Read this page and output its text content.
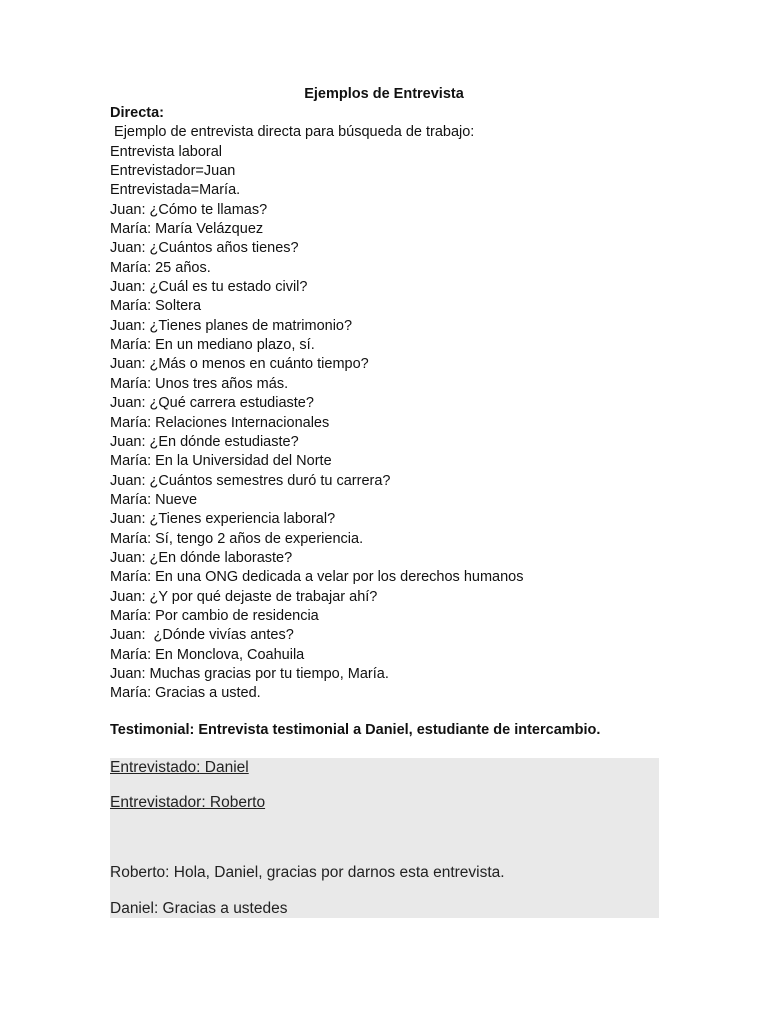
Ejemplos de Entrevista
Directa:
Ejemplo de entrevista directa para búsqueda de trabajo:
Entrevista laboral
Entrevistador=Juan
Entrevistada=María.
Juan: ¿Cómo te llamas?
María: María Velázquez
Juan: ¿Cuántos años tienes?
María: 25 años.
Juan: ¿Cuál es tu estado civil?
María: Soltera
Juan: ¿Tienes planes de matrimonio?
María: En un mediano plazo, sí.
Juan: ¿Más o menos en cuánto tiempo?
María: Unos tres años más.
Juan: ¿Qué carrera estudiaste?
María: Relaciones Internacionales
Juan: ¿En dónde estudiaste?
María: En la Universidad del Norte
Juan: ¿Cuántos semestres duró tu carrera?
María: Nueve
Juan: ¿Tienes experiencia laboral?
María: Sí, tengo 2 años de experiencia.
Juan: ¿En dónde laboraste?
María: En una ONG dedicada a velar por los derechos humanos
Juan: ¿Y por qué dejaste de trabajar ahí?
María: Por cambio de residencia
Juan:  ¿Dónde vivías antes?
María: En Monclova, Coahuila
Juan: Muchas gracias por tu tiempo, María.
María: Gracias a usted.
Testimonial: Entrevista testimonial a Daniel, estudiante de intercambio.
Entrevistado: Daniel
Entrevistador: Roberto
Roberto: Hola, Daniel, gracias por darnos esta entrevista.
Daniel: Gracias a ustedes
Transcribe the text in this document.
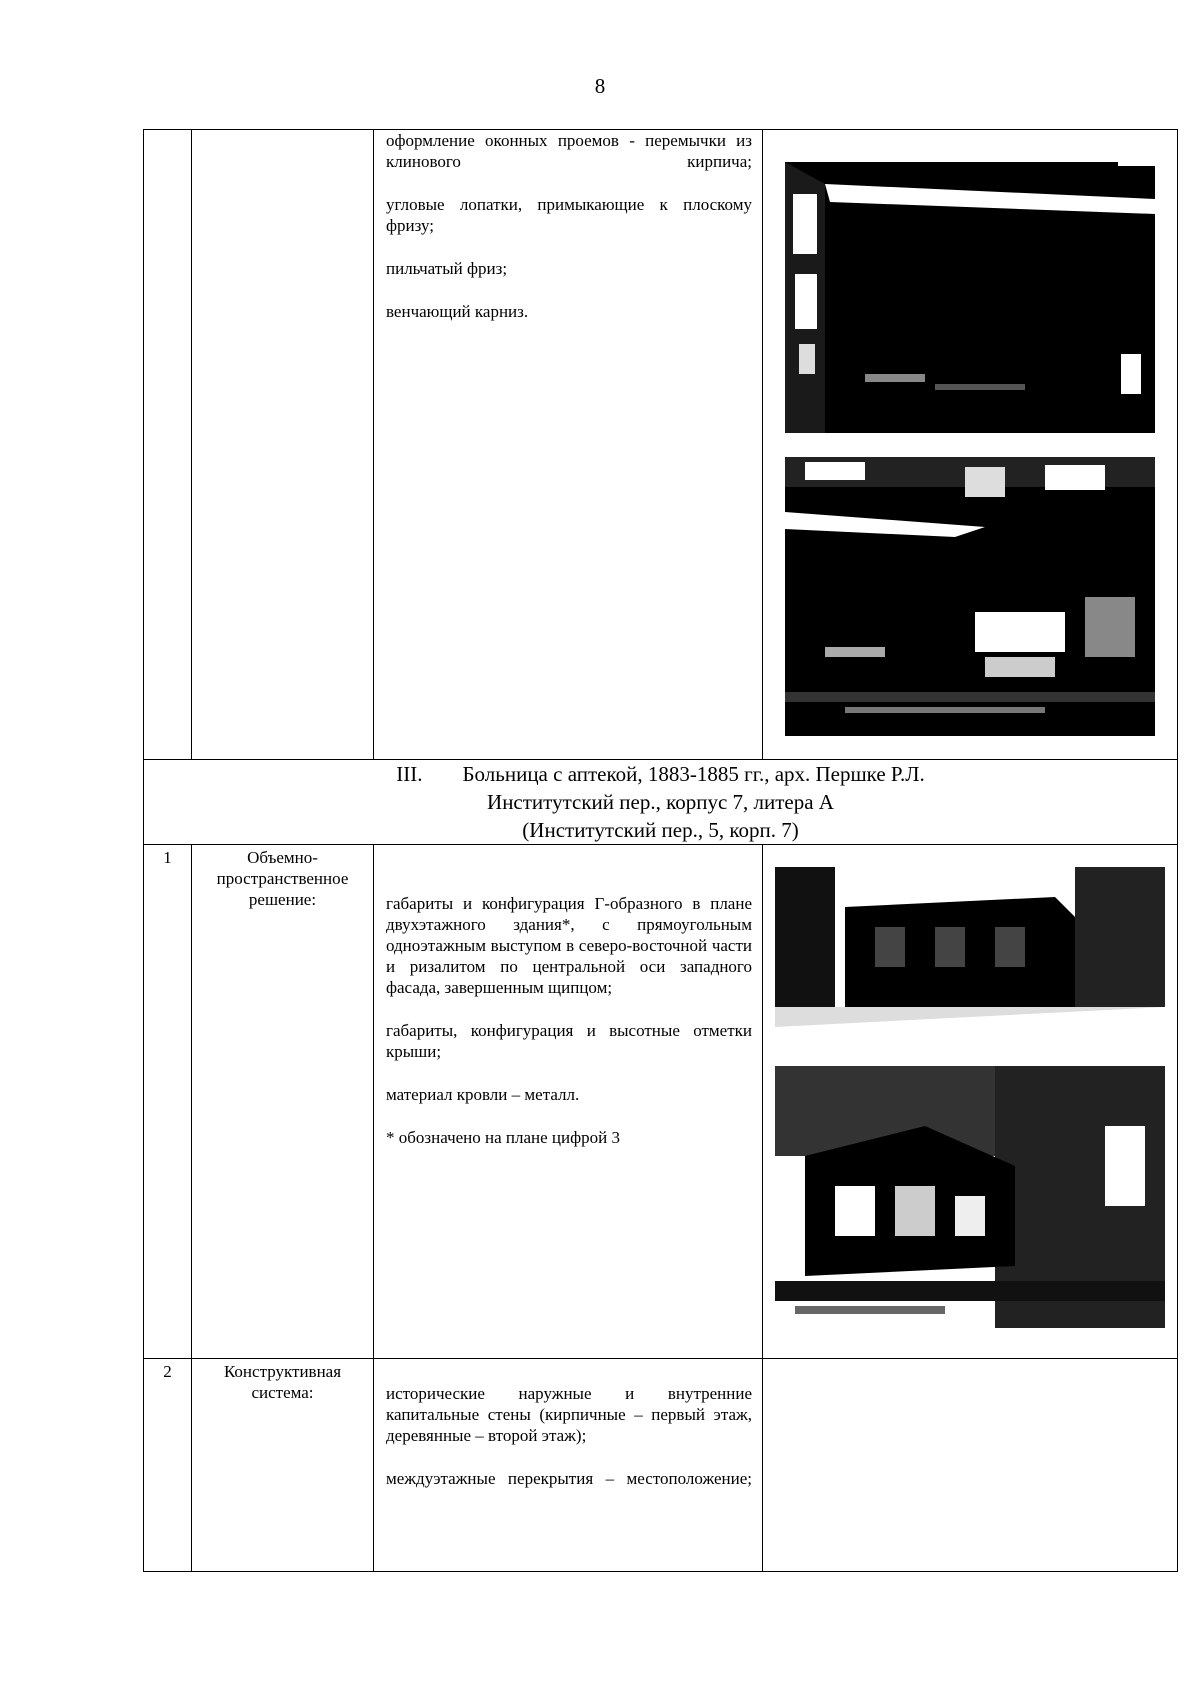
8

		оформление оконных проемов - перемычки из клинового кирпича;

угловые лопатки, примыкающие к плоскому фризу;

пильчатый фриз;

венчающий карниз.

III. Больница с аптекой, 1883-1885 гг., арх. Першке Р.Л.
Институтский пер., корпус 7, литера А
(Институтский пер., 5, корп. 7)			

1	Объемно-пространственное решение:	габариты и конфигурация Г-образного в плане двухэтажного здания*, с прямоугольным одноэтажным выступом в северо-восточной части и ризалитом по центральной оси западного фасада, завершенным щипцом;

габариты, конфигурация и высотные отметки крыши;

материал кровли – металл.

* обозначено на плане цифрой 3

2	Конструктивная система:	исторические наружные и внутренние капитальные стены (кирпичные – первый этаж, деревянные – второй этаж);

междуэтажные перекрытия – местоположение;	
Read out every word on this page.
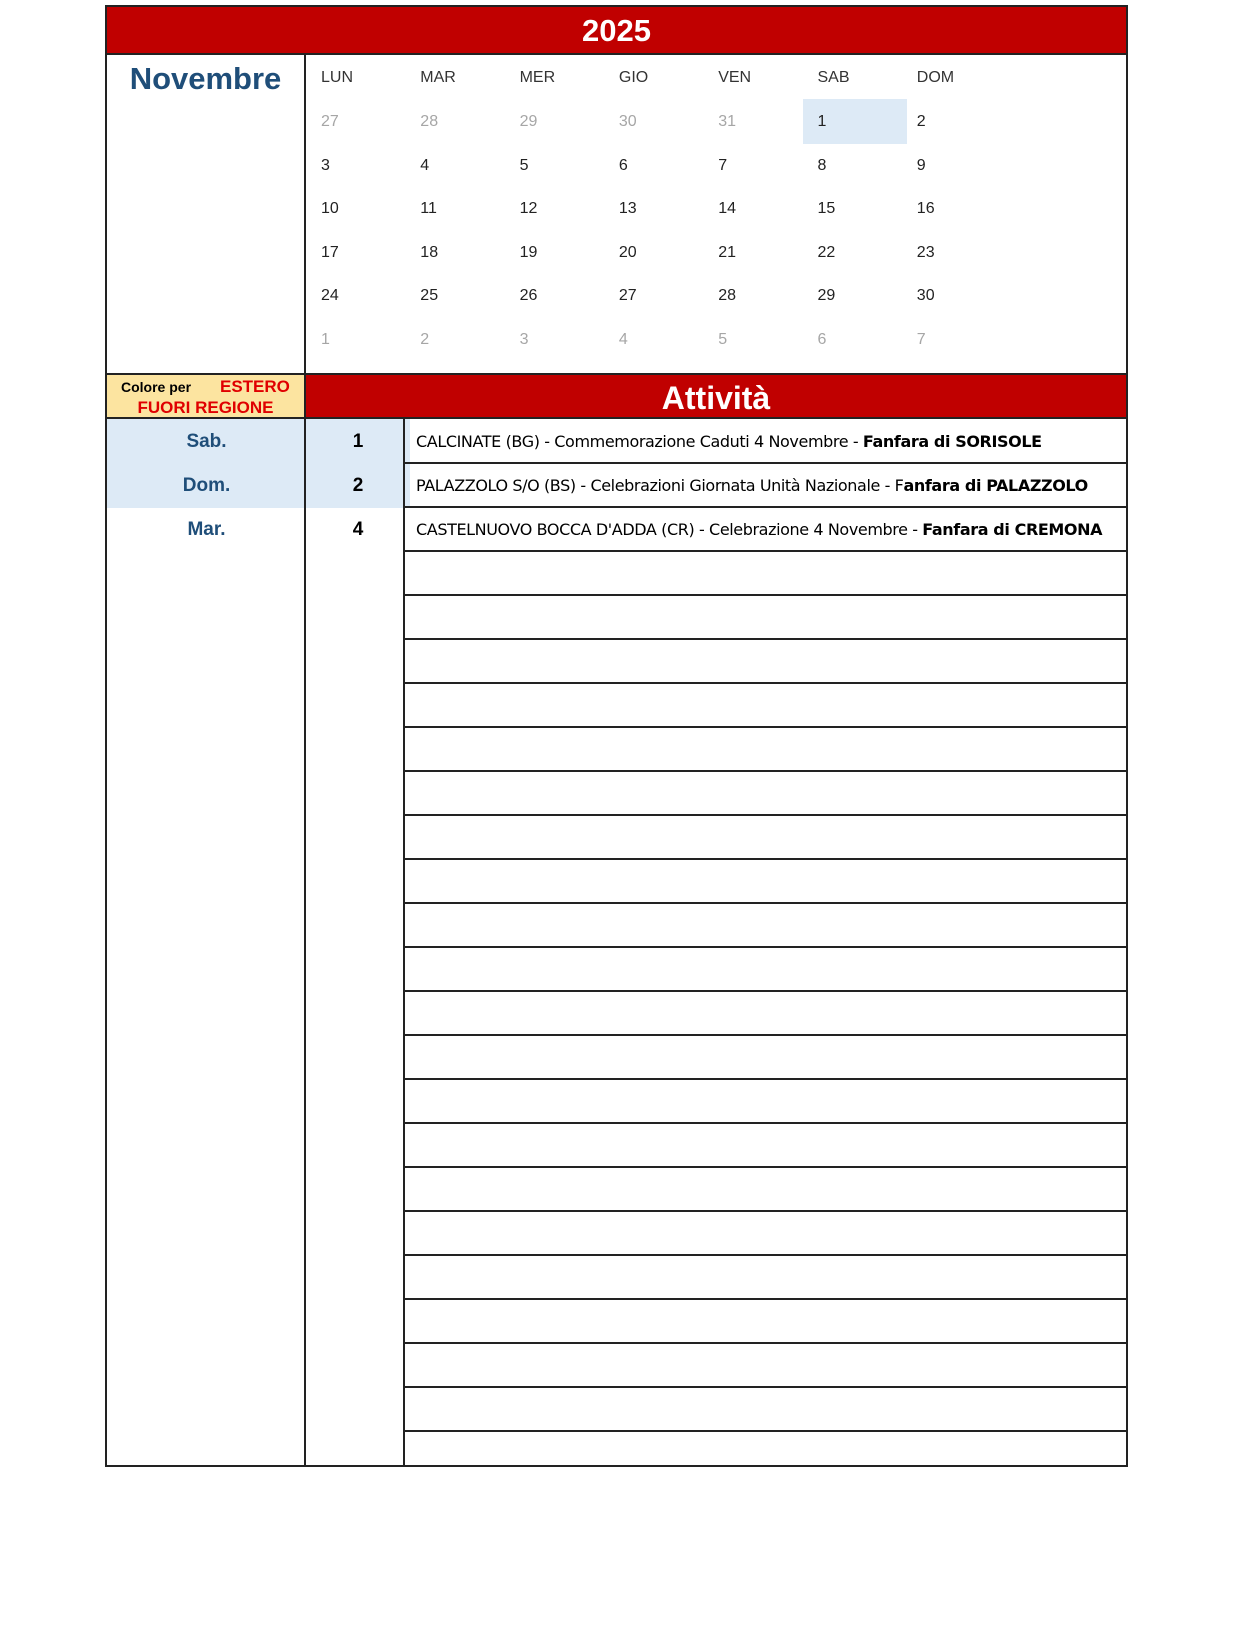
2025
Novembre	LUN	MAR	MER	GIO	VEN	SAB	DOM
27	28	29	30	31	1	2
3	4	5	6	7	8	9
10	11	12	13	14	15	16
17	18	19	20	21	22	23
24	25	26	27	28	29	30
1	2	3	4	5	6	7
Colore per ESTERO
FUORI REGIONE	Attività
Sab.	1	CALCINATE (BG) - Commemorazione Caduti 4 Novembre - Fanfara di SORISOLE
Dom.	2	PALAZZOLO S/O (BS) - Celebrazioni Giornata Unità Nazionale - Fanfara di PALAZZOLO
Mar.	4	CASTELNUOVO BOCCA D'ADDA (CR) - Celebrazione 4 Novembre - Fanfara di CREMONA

══════════

- **WHAT THIS TASK INVOLVES**
From the line containing "Transcribe the text in this document." down to the last line of the data, print every line exactly and nothing else. Pictures stay out of the copy.

- **CORRECT ANSWER**
Transcribe the text in this document.
8

		оформление оконных проемов - перемычки из клинового кирпича;

угловые лопатки, примыкающие к плоскому фризу;

пильчатый фриз;

венчающий карниз.

III. Больница с аптекой, 1883-1885 гг., арх. Першке Р.Л.
Институтский пер., корпус 7, литера А
(Институтский пер., 5, корп. 7)			

1	Объемно-пространственное решение:	габариты и конфигурация Г-образного в плане двухэтажного здания*, с прямоугольным одноэтажным выступом в северо-восточной части и ризалитом по центральной оси западного фасада, завершенным щипцом;

габариты, конфигурация и высотные отметки крыши;

материал кровли – металл.

* обозначено на плане цифрой 3

2	Конструктивная система:	исторические наружные и внутренние капитальные стены (кирпичные – первый этаж, деревянные – второй этаж);

междуэтажные перекрытия – местоположение;	
Read out every word on this page.
2025
Novembre	LUN	MAR	MER	GIO	VEN	SAB	DOM
27	28	29	30	31	1	2
3	4	5	6	7	8	9
10	11	12	13	14	15	16
17	18	19	20	21	22	23
24	25	26	27	28	29	30
1	2	3	4	5	6	7
Colore per ESTERO
FUORI REGIONE	Attività
Sab.	1	CALCINATE (BG) - Commemorazione Caduti 4 Novembre - Fanfara di SORISOLE
Dom.	2	PALAZZOLO S/O (BS) - Celebrazioni Giornata Unità Nazionale - Fanfara di PALAZZOLO
Mar.	4	CASTELNUOVO BOCCA D'ADDA (CR) - Celebrazione 4 Novembre - Fanfara di CREMONA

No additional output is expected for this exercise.